■ Record extracts
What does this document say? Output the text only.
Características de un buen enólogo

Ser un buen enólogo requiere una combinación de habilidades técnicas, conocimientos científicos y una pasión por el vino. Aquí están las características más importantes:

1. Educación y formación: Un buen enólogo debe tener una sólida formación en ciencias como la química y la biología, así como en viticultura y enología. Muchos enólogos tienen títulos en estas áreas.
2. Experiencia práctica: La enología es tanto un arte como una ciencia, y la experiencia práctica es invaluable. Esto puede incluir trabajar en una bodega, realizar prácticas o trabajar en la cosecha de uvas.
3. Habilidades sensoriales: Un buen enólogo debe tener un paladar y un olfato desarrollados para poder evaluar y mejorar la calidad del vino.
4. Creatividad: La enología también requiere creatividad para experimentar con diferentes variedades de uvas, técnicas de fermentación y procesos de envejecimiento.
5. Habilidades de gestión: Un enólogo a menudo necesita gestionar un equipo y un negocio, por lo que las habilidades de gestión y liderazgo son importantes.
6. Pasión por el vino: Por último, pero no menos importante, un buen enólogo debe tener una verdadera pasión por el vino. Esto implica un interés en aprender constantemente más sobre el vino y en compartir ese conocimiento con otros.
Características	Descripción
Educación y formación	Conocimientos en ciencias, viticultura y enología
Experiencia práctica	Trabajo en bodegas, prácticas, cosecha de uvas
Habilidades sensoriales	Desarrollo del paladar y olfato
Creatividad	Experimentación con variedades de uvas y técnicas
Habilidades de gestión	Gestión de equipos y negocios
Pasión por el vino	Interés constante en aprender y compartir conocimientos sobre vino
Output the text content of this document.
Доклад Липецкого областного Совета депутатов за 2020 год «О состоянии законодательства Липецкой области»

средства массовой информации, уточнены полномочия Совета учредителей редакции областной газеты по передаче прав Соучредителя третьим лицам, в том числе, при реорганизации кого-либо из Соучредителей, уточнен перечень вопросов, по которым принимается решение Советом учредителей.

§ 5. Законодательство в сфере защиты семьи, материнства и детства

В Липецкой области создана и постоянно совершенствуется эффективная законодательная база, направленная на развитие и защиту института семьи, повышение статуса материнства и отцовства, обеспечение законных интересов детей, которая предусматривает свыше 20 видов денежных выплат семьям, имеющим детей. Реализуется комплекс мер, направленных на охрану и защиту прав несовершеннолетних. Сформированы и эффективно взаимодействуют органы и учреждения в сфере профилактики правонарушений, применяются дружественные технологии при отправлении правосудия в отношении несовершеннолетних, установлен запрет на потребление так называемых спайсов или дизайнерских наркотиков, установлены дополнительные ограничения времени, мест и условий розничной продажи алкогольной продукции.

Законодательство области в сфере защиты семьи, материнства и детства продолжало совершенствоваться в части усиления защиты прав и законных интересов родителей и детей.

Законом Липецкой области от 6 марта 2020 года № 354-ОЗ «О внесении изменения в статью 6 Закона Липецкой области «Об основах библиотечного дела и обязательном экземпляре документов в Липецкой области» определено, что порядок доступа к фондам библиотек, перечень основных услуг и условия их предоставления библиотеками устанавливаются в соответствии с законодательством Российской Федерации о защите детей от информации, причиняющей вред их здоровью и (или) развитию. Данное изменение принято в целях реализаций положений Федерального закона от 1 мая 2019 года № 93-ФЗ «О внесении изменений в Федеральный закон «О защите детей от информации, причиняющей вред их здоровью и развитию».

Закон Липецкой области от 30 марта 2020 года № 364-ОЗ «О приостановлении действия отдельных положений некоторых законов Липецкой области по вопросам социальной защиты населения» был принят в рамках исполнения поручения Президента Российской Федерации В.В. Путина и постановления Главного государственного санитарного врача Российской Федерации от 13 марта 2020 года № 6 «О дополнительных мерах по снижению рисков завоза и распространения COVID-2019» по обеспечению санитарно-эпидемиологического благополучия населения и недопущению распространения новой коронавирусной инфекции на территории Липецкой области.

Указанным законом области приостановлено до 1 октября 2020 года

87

--

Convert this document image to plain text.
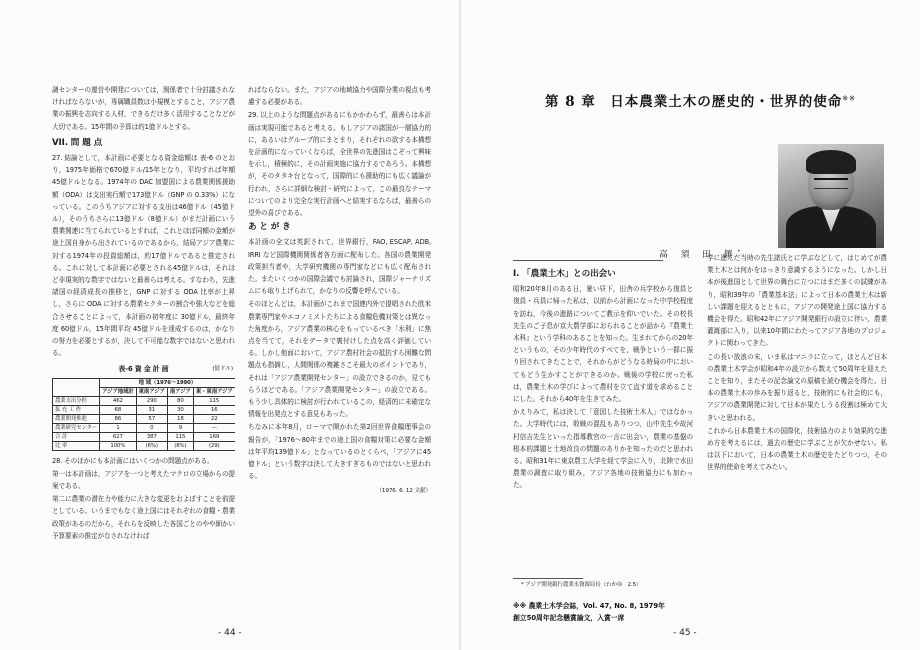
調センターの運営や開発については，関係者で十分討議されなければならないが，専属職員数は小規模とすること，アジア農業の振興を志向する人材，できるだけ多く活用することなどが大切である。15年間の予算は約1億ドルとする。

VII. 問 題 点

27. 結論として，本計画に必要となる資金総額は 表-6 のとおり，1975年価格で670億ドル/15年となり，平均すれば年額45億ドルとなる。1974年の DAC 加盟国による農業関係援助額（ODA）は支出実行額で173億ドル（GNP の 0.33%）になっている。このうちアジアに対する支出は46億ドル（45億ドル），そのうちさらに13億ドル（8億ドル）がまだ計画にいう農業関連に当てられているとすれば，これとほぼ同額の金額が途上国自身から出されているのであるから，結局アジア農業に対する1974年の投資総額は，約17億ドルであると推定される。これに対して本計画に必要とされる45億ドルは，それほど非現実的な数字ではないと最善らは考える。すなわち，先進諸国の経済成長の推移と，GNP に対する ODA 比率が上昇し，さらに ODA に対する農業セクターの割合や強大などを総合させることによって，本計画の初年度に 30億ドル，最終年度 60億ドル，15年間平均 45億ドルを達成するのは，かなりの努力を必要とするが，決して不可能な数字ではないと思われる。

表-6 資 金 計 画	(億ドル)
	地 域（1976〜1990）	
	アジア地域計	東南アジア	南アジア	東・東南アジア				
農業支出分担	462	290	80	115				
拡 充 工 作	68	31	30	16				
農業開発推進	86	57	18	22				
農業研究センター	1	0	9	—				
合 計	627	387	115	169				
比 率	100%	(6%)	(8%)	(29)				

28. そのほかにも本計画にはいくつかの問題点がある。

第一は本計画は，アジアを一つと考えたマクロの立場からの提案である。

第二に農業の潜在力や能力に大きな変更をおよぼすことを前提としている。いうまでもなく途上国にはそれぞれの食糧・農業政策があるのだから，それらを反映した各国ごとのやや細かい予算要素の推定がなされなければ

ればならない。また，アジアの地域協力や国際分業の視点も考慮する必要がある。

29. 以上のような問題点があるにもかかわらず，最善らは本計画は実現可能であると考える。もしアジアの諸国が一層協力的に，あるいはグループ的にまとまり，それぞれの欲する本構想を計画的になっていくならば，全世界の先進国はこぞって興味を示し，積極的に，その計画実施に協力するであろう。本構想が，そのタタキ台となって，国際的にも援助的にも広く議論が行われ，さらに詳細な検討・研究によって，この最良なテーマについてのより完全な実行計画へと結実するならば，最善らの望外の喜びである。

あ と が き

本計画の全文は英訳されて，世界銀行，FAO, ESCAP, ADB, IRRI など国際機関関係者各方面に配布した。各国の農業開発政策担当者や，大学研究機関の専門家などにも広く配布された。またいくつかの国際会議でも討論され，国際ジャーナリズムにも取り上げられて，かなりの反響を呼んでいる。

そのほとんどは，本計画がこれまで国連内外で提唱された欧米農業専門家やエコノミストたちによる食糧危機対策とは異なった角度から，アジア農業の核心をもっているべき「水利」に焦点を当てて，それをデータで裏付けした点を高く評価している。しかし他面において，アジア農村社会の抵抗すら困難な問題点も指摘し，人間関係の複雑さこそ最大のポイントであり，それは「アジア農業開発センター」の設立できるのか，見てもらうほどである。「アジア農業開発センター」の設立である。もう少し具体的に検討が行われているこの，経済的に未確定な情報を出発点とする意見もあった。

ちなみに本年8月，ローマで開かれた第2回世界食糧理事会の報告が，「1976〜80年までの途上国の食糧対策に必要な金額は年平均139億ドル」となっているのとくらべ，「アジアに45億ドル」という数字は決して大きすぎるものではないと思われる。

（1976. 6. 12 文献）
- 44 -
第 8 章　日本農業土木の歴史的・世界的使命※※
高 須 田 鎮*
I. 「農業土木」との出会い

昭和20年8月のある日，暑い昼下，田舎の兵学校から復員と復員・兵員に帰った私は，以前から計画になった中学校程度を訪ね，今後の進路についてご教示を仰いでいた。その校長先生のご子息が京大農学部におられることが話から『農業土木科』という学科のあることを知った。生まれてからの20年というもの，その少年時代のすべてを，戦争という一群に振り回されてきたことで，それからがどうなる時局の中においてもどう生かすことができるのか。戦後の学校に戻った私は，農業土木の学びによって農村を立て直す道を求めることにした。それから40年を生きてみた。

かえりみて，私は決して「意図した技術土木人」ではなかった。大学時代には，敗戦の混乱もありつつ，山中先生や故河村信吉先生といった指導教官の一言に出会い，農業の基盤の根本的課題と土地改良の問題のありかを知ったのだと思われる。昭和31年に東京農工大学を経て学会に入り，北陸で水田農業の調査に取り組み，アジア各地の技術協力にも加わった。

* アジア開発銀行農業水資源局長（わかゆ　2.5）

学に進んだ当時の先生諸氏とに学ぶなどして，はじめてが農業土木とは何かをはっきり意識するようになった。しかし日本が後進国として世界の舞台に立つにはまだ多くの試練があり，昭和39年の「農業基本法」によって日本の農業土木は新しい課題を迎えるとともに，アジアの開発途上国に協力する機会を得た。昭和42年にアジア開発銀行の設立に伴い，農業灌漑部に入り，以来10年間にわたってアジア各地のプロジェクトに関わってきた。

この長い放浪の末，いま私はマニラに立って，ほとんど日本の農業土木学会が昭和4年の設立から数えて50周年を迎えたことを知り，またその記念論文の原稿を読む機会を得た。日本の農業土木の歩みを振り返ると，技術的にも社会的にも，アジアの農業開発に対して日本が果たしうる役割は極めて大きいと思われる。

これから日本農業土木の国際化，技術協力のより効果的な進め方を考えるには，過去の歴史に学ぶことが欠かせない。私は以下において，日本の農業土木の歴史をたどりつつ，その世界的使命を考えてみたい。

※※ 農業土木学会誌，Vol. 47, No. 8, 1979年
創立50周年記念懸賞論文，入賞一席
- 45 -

* * *

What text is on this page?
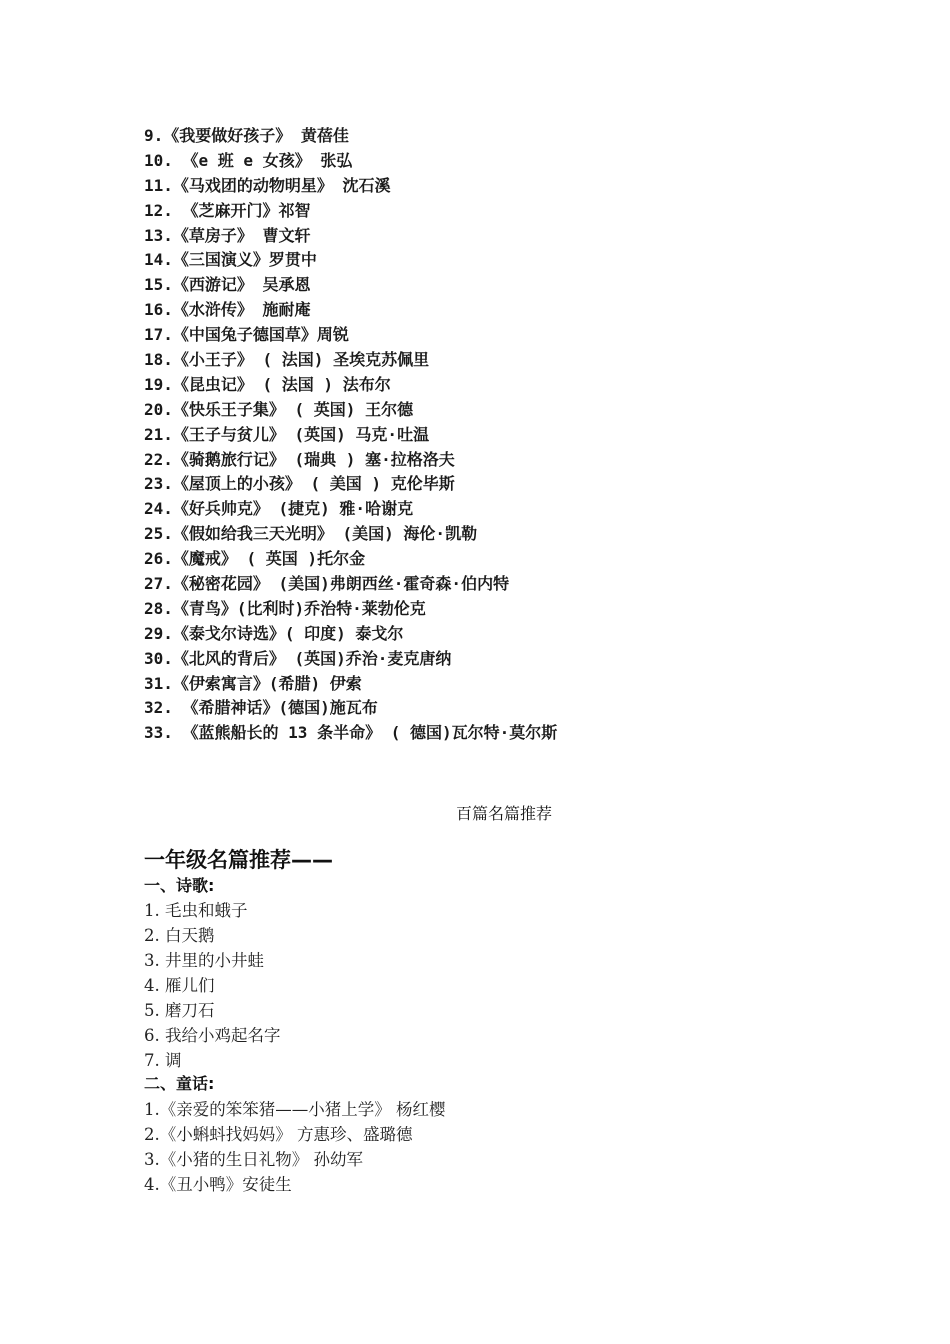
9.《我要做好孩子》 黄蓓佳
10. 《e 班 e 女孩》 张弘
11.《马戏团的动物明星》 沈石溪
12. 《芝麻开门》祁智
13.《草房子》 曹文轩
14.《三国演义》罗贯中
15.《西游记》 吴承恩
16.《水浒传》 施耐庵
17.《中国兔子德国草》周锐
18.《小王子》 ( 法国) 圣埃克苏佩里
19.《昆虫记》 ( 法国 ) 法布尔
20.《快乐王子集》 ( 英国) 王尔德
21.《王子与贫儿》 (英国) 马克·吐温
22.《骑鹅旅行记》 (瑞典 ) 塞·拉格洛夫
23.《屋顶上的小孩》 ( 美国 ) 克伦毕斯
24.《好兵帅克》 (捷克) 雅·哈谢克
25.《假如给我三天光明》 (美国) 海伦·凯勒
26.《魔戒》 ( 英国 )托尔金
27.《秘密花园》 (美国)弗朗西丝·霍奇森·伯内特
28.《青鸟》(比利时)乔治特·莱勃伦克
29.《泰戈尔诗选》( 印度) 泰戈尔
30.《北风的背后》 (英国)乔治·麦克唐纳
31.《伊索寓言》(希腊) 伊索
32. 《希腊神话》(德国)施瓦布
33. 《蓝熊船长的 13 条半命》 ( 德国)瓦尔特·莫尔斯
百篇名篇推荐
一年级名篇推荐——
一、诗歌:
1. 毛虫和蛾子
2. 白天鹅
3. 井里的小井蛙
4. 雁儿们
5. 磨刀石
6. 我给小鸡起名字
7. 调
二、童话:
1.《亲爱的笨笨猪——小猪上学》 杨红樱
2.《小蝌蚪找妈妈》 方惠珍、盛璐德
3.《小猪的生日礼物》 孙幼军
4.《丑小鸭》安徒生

■ Exercise directions
Your answer should be a single number: the count of lines that contain "What".

■ Result of this exercise
2